### WORK TO COMPLETE
Go through the records and copy each line where the word "Wavelength" occurs.
>> Begin RECORDED DATA
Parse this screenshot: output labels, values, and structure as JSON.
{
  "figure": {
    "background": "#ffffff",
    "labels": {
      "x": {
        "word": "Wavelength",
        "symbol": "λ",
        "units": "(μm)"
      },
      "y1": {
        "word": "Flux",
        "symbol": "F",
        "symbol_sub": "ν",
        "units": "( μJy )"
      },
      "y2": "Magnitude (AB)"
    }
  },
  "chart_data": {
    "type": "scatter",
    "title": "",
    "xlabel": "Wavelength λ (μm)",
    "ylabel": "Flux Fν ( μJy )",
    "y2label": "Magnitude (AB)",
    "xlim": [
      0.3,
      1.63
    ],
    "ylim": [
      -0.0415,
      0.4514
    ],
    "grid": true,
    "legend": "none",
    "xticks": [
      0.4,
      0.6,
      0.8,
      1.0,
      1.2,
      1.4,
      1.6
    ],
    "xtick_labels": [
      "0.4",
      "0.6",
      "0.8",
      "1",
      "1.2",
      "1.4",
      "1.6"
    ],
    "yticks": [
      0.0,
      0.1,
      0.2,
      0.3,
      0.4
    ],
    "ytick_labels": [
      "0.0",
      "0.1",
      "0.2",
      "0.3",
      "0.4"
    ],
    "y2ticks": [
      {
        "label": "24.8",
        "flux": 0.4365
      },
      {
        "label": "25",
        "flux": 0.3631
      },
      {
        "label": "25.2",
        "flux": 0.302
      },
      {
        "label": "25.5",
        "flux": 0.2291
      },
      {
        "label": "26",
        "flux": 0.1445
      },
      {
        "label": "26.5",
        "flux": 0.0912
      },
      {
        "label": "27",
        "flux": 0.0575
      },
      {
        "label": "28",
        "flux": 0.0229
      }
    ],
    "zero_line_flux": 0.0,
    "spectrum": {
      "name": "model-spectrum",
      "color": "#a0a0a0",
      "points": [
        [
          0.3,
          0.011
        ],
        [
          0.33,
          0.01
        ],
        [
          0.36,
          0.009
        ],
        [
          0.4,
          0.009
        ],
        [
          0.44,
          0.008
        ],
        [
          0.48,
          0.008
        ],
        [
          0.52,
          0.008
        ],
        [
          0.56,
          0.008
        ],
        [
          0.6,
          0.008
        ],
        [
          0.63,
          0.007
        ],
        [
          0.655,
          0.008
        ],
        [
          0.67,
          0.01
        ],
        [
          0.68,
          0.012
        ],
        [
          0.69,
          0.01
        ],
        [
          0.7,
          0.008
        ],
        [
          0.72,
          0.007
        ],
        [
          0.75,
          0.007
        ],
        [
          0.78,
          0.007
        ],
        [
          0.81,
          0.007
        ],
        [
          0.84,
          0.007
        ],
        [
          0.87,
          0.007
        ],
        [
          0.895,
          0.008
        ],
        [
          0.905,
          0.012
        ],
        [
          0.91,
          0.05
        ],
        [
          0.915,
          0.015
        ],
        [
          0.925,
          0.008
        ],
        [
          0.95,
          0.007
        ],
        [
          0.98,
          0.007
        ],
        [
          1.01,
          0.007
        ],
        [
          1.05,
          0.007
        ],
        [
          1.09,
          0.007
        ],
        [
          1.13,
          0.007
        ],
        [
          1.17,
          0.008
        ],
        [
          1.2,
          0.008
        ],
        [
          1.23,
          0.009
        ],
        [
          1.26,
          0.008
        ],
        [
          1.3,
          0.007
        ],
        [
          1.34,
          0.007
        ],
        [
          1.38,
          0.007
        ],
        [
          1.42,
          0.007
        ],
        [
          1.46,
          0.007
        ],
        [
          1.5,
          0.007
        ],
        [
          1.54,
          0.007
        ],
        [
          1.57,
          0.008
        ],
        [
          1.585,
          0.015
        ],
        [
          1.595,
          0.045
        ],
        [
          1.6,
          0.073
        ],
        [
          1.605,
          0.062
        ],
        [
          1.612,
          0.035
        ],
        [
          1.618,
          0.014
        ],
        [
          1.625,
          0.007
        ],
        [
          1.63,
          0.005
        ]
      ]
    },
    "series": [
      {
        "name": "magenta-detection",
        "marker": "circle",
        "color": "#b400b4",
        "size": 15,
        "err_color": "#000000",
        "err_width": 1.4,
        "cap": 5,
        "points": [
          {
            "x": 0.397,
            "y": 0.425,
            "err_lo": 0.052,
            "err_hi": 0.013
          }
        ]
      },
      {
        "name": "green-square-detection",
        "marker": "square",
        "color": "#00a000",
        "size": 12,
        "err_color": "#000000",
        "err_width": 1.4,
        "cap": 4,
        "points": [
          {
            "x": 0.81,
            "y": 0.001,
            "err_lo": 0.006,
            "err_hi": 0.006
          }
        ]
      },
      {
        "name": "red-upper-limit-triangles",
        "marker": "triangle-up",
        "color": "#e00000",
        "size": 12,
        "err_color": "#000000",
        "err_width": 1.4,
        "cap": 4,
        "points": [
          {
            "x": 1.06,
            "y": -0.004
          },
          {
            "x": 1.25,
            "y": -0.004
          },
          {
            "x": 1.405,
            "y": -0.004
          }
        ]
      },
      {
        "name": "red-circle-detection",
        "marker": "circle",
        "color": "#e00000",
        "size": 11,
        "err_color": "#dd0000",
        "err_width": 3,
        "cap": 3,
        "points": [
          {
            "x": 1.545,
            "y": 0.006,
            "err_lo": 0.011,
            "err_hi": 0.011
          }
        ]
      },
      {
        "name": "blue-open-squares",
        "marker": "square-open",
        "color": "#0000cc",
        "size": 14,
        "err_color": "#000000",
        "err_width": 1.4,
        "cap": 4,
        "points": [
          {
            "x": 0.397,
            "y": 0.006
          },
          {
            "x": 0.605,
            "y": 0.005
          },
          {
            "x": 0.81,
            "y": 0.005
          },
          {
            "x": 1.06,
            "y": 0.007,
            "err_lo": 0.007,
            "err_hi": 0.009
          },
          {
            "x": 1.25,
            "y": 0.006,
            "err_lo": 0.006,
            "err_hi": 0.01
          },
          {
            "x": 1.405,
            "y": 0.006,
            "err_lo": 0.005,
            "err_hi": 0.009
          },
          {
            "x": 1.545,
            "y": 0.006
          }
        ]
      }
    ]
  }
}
>> End RECORDED DATA
### ANSWER TO THE PROBLEM
        "word": "Wavelength",
    "xlabel": "Wavelength λ (μm)",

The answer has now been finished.